Activity. Among the following entries, count the lines that contain "boxes" and report only the result.
BEGIN Entries supplied
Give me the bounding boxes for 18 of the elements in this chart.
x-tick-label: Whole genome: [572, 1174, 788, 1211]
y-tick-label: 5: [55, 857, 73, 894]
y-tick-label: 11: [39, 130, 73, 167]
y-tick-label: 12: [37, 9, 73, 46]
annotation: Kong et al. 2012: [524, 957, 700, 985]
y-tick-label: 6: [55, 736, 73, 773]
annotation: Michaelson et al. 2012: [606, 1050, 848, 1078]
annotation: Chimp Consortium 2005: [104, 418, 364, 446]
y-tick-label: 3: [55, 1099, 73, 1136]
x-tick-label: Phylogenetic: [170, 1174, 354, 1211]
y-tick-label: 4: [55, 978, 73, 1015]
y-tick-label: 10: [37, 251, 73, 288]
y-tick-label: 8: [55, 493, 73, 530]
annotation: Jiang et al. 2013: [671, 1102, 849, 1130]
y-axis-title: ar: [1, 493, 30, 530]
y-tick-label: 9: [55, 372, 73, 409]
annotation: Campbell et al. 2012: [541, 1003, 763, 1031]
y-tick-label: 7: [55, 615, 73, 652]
END Entries supplied
BEGIN Entries supplied
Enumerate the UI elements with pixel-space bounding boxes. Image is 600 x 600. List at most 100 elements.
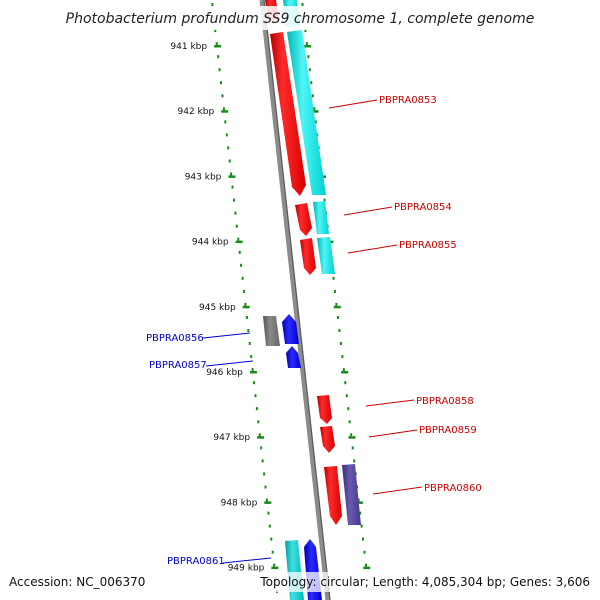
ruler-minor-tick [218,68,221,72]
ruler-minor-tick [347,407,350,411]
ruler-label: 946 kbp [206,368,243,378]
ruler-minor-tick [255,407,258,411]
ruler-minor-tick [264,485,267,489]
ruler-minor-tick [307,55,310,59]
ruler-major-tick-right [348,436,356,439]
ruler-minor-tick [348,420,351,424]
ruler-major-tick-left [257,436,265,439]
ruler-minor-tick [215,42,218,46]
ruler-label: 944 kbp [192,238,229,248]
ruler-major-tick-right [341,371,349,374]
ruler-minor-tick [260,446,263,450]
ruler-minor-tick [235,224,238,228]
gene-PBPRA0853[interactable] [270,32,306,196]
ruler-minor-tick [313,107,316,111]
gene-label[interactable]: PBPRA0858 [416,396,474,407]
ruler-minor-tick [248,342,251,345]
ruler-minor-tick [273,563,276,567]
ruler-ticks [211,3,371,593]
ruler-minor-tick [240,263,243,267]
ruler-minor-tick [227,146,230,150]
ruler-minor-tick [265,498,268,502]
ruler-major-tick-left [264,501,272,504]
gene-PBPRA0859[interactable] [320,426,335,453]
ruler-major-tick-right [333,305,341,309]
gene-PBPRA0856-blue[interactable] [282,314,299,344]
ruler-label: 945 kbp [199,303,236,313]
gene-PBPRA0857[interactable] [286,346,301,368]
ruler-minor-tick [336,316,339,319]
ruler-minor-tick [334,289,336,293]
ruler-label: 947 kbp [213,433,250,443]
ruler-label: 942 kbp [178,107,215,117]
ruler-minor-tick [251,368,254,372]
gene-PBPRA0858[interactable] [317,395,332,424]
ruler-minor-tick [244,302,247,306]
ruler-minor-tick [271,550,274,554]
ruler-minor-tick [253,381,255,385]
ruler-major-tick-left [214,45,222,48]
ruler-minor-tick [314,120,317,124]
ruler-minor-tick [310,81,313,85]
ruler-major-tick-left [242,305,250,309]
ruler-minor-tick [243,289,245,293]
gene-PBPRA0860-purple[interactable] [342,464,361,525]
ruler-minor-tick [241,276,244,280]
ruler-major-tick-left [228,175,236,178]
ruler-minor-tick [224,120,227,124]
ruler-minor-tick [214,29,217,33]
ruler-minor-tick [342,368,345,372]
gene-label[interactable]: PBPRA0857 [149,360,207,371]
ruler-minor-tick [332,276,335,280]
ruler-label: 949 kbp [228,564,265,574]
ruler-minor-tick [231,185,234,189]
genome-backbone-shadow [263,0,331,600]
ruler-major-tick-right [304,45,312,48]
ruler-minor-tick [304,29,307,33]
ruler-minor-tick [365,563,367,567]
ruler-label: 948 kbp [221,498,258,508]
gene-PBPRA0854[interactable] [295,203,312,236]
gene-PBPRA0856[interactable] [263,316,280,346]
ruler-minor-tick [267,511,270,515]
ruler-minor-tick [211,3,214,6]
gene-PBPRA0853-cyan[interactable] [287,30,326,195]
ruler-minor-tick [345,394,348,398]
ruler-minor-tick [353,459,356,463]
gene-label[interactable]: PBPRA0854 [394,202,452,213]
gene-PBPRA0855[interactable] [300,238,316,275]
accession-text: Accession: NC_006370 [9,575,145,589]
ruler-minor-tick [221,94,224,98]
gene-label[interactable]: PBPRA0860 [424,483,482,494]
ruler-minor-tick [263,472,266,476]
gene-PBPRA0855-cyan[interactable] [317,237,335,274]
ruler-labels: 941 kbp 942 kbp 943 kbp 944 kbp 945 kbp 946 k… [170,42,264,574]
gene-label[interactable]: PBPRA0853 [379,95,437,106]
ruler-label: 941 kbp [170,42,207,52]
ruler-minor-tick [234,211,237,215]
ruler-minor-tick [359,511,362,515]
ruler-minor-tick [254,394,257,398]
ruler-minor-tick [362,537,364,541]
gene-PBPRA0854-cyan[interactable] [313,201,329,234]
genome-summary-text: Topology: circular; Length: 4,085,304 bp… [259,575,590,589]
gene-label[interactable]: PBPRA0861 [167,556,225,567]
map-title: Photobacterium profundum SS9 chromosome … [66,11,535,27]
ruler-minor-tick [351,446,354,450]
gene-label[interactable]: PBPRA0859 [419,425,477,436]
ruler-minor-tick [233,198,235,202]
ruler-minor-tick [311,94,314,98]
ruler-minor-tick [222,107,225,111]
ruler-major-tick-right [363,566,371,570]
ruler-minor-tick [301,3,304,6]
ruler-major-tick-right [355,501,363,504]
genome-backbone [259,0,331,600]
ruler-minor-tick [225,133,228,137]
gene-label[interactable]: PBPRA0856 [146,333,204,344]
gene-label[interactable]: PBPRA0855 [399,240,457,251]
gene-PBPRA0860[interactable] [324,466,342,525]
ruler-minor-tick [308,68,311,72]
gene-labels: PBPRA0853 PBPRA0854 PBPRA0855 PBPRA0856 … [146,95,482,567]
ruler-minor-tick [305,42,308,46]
END Entries supplied
Written solution. 2